> Task: Copy every line of the listing exactly.

> Given information:
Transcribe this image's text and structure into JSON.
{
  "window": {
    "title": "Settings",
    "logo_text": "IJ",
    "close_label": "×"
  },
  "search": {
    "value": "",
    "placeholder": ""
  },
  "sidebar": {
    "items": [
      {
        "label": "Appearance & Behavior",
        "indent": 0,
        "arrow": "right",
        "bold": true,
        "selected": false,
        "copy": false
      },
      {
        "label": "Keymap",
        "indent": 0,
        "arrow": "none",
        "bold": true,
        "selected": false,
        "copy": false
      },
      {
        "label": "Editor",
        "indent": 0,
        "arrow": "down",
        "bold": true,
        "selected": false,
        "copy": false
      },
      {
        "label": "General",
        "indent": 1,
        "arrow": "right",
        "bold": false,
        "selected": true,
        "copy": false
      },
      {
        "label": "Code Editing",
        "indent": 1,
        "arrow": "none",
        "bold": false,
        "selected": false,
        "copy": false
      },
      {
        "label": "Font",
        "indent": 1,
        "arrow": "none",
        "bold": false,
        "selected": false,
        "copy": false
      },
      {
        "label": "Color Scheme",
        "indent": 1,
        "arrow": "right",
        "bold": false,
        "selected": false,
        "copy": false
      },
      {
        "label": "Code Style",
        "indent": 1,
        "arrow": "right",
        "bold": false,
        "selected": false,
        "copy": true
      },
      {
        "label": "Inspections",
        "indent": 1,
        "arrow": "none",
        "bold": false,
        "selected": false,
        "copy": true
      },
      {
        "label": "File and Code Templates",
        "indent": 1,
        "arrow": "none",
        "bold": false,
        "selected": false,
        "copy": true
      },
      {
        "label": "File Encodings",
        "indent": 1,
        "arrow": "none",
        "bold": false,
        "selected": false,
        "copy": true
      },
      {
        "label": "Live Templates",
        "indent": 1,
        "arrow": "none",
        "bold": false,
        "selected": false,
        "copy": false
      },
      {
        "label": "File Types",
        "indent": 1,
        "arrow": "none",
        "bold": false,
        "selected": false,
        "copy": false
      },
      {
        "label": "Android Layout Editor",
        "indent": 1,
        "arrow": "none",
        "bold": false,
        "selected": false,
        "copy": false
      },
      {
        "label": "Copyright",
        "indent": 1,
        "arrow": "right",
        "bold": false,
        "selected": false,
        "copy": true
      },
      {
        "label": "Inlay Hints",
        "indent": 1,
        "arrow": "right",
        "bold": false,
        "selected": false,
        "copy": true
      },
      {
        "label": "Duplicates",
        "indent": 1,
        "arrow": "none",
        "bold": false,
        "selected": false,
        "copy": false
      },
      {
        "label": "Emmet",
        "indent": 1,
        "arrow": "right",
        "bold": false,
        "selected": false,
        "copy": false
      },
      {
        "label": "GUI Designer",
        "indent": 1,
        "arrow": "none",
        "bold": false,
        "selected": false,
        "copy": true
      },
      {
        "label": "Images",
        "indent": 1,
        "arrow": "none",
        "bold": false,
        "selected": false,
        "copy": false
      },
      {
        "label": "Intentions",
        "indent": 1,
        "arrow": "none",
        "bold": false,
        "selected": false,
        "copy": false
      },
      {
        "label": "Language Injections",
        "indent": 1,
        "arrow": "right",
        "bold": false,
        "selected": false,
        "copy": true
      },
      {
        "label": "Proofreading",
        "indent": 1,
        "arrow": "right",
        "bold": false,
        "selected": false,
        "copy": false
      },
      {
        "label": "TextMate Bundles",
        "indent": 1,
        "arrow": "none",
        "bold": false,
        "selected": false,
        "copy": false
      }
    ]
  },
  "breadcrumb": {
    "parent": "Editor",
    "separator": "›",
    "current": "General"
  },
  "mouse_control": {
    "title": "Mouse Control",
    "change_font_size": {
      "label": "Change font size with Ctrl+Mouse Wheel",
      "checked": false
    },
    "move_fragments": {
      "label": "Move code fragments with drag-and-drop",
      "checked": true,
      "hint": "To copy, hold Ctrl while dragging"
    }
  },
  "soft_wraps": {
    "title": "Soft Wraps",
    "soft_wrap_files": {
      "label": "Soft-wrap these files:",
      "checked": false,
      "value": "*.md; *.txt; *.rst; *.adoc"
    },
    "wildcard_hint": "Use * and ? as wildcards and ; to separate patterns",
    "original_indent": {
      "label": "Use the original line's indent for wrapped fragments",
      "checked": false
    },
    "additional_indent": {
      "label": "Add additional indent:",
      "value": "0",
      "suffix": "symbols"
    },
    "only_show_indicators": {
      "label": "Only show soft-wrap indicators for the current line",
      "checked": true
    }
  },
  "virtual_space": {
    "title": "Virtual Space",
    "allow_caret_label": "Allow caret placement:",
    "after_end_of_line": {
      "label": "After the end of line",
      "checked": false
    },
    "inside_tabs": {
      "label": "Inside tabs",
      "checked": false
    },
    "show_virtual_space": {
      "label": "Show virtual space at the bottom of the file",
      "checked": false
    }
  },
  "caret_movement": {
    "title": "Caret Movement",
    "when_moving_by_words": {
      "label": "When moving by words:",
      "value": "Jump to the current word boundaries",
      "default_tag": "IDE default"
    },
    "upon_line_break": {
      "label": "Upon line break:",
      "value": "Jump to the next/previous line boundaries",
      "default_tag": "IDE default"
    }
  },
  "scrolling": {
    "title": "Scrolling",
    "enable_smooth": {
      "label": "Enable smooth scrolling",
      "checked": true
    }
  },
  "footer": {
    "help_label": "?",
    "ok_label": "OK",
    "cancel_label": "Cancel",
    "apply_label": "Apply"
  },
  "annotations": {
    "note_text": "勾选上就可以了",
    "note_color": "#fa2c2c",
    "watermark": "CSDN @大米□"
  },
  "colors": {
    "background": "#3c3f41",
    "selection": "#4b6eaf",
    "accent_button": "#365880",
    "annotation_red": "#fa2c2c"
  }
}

> Exercise response:
Transcribe this image's text and structure into JSON.
{
  "window": {
    "title": "Settings",
    "logo_text": "IJ",
    "close_label": "×"
  },
  "search": {
    "value": "",
    "placeholder": ""
  },
  "sidebar": {
    "items": [
      {
        "label": "Appearance & Behavior",
        "indent": 0,
        "arrow": "right",
        "bold": true,
        "selected": false,
        "copy": false
      },
      {
        "label": "Keymap",
        "indent": 0,
        "arrow": "none",
        "bold": true,
        "selected": false,
        "copy": false
      },
      {
        "label": "Editor",
        "indent": 0,
        "arrow": "down",
        "bold": true,
        "selected": false,
        "copy": false
      },
      {
        "label": "General",
        "indent": 1,
        "arrow": "right",
        "bold": false,
        "selected": true,
        "copy": false
      },
      {
        "label": "Code Editing",
        "indent": 1,
        "arrow": "none",
        "bold": false,
        "selected": false,
        "copy": false
      },
      {
        "label": "Font",
        "indent": 1,
        "arrow": "none",
        "bold": false,
        "selected": false,
        "copy": false
      },
      {
        "label": "Color Scheme",
        "indent": 1,
        "arrow": "right",
        "bold": false,
        "selected": false,
        "copy": false
      },
      {
        "label": "Code Style",
        "indent": 1,
        "arrow": "right",
        "bold": false,
        "selected": false,
        "copy": true
      },
      {
        "label": "Inspections",
        "indent": 1,
        "arrow": "none",
        "bold": false,
        "selected": false,
        "copy": true
      },
      {
        "label": "File and Code Templates",
        "indent": 1,
        "arrow": "none",
        "bold": false,
        "selected": false,
        "copy": true
      },
      {
        "label": "File Encodings",
        "indent": 1,
        "arrow": "none",
        "bold": false,
        "selected": false,
        "copy": true
      },
      {
        "label": "Live Templates",
        "indent": 1,
        "arrow": "none",
        "bold": false,
        "selected": false,
        "copy": false
      },
      {
        "label": "File Types",
        "indent": 1,
        "arrow": "none",
        "bold": false,
        "selected": false,
        "copy": false
      },
      {
        "label": "Android Layout Editor",
        "indent": 1,
        "arrow": "none",
        "bold": false,
        "selected": false,
        "copy": false
      },
      {
        "label": "Copyright",
        "indent": 1,
        "arrow": "right",
        "bold": false,
        "selected": false,
        "copy": true
      },
      {
        "label": "Inlay Hints",
        "indent": 1,
        "arrow": "right",
        "bold": false,
        "selected": false,
        "copy": true
      },
      {
        "label": "Duplicates",
        "indent": 1,
        "arrow": "none",
        "bold": false,
        "selected": false,
        "copy": false
      },
      {
        "label": "Emmet",
        "indent": 1,
        "arrow": "right",
        "bold": false,
        "selected": false,
        "copy": false
      },
      {
        "label": "GUI Designer",
        "indent": 1,
        "arrow": "none",
        "bold": false,
        "selected": false,
        "copy": true
      },
      {
        "label": "Images",
        "indent": 1,
        "arrow": "none",
        "bold": false,
        "selected": false,
        "copy": false
      },
      {
        "label": "Intentions",
        "indent": 1,
        "arrow": "none",
        "bold": false,
        "selected": false,
        "copy": false
      },
      {
        "label": "Language Injections",
        "indent": 1,
        "arrow": "right",
        "bold": false,
        "selected": false,
        "copy": true
      },
      {
        "label": "Proofreading",
        "indent": 1,
        "arrow": "right",
        "bold": false,
        "selected": false,
        "copy": false
      },
      {
        "label": "TextMate Bundles",
        "indent": 1,
        "arrow": "none",
        "bold": false,
        "selected": false,
        "copy": false
      }
    ]
  },
  "breadcrumb": {
    "parent": "Editor",
    "separator": "›",
    "current": "General"
  },
  "mouse_control": {
    "title": "Mouse Control",
    "change_font_size": {
      "label": "Change font size with Ctrl+Mouse Wheel",
      "checked": false
    },
    "move_fragments": {
      "label": "Move code fragments with drag-and-drop",
      "checked": true,
      "hint": "To copy, hold Ctrl while dragging"
    }
  },
  "soft_wraps": {
    "title": "Soft Wraps",
    "soft_wrap_files": {
      "label": "Soft-wrap these files:",
      "checked": false,
      "value": "*.md; *.txt; *.rst; *.adoc"
    },
    "wildcard_hint": "Use * and ? as wildcards and ; to separate patterns",
    "original_indent": {
      "label": "Use the original line's indent for wrapped fragments",
      "checked": false
    },
    "additional_indent": {
      "label": "Add additional indent:",
      "value": "0",
      "suffix": "symbols"
    },
    "only_show_indicators": {
      "label": "Only show soft-wrap indicators for the current line",
      "checked": true
    }
  },
  "virtual_space": {
    "title": "Virtual Space",
    "allow_caret_label": "Allow caret placement:",
    "after_end_of_line": {
      "label": "After the end of line",
      "checked": false
    },
    "inside_tabs": {
      "label": "Inside tabs",
      "checked": false
    },
    "show_virtual_space": {
      "label": "Show virtual space at the bottom of the file",
      "checked": false
    }
  },
  "caret_movement": {
    "title": "Caret Movement",
    "when_moving_by_words": {
      "label": "When moving by words:",
      "value": "Jump to the current word boundaries",
      "default_tag": "IDE default"
    },
    "upon_line_break": {
      "label": "Upon line break:",
      "value": "Jump to the next/previous line boundaries",
      "default_tag": "IDE default"
    }
  },
  "scrolling": {
    "title": "Scrolling",
    "enable_smooth": {
      "label": "Enable smooth scrolling",
      "checked": true
    }
  },
  "footer": {
    "help_label": "?",
    "ok_label": "OK",
    "cancel_label": "Cancel",
    "apply_label": "Apply"
  },
  "annotations": {
    "note_text": "勾选上就可以了",
    "note_color": "#fa2c2c",
    "watermark": "CSDN @大米□"
  },
  "colors": {
    "background": "#3c3f41",
    "selection": "#4b6eaf",
    "accent_button": "#365880",
    "annotation_red": "#fa2c2c"
  }
}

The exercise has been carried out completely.